• [Data for processing]:
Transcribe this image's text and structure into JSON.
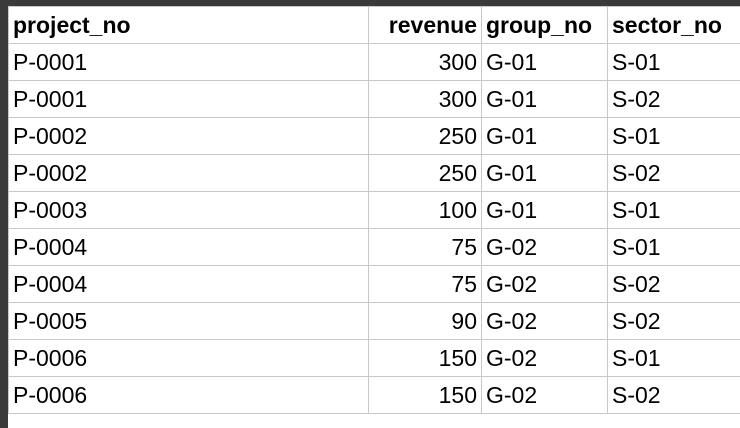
{
  "table": {
    "header": [
      "project_no",
      "revenue",
      "group_no",
      "sector_no"
    ],
    "rows": [
      [
        "P-0001",
        300,
        "G-01",
        "S-01"
      ],
      [
        "P-0001",
        300,
        "G-01",
        "S-02"
      ],
      [
        "P-0002",
        250,
        "G-01",
        "S-01"
      ],
      [
        "P-0002",
        250,
        "G-01",
        "S-02"
      ],
      [
        "P-0003",
        100,
        "G-01",
        "S-01"
      ],
      [
        "P-0004",
        75,
        "G-02",
        "S-01"
      ],
      [
        "P-0004",
        75,
        "G-02",
        "S-02"
      ],
      [
        "P-0005",
        90,
        "G-02",
        "S-02"
      ],
      [
        "P-0006",
        150,
        "G-02",
        "S-01"
      ],
      [
        "P-0006",
        150,
        "G-02",
        "S-02"
      ]
    ]
  }
}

• [Exercise requirements]:
Can you restate all the records above word for word while dropping the pictures?

• [Completed exercise]:
Transcribe this image's text and structure into JSON.
{
  "table": {
    "header": [
      "project_no",
      "revenue",
      "group_no",
      "sector_no"
    ],
    "rows": [
      [
        "P-0001",
        300,
        "G-01",
        "S-01"
      ],
      [
        "P-0001",
        300,
        "G-01",
        "S-02"
      ],
      [
        "P-0002",
        250,
        "G-01",
        "S-01"
      ],
      [
        "P-0002",
        250,
        "G-01",
        "S-02"
      ],
      [
        "P-0003",
        100,
        "G-01",
        "S-01"
      ],
      [
        "P-0004",
        75,
        "G-02",
        "S-01"
      ],
      [
        "P-0004",
        75,
        "G-02",
        "S-02"
      ],
      [
        "P-0005",
        90,
        "G-02",
        "S-02"
      ],
      [
        "P-0006",
        150,
        "G-02",
        "S-01"
      ],
      [
        "P-0006",
        150,
        "G-02",
        "S-02"
      ]
    ]
  }
}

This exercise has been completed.